▸ **Task goal**: Using the records below, locate all lines containing "RECINING" and return them.

↓

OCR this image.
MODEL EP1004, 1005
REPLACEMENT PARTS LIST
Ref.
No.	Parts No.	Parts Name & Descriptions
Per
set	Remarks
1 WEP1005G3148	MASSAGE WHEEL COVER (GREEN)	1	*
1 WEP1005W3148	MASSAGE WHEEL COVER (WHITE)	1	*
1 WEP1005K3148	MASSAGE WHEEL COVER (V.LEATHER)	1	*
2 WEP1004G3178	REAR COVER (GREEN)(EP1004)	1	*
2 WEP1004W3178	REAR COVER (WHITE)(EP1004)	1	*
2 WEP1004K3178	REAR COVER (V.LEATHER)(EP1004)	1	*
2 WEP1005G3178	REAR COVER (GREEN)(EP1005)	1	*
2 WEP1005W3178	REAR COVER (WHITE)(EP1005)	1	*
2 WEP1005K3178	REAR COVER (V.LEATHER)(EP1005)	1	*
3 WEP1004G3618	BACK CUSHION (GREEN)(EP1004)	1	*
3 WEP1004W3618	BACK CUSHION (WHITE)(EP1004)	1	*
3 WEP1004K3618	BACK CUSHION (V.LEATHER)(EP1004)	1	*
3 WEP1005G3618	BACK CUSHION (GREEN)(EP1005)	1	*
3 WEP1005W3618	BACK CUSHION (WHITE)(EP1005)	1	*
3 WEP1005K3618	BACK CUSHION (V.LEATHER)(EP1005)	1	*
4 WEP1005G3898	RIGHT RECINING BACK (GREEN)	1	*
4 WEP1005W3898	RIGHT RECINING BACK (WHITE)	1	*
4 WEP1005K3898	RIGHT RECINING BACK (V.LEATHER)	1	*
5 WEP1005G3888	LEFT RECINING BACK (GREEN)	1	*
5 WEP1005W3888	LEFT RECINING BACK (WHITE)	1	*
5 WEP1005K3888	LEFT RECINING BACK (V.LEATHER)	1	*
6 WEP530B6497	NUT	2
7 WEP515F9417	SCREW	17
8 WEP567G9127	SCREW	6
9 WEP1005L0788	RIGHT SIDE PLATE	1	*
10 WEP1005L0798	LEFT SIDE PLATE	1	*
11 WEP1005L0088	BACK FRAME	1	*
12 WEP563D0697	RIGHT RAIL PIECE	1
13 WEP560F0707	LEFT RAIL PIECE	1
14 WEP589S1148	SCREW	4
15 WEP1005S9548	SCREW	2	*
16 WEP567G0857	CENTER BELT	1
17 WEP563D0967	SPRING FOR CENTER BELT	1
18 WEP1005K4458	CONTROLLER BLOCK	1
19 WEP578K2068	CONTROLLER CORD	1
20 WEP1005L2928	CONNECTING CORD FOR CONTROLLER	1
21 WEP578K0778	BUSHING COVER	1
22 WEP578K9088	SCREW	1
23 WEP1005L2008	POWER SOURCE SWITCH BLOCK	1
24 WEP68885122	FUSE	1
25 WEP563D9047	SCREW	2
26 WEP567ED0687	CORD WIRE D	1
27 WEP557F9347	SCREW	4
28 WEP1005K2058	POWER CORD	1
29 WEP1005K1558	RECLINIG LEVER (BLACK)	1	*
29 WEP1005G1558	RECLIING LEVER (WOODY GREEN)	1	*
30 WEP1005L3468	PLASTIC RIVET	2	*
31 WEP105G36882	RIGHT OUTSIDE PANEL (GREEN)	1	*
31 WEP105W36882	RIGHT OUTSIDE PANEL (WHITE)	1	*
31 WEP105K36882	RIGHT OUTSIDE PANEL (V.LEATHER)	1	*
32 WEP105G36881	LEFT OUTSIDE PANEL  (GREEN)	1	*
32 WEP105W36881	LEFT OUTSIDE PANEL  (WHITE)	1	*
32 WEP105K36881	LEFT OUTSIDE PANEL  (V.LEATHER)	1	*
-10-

↑

▸ **The output**:
4 WEP1005G3898	RIGHT RECINING BACK (GREEN)	1	*
4 WEP1005W3898	RIGHT RECINING BACK (WHITE)	1	*
4 WEP1005K3898	RIGHT RECINING BACK (V.LEATHER)	1	*
5 WEP1005G3888	LEFT RECINING BACK (GREEN)	1	*
5 WEP1005W3888	LEFT RECINING BACK (WHITE)	1	*
5 WEP1005K3888	LEFT RECINING BACK (V.LEATHER)	1	*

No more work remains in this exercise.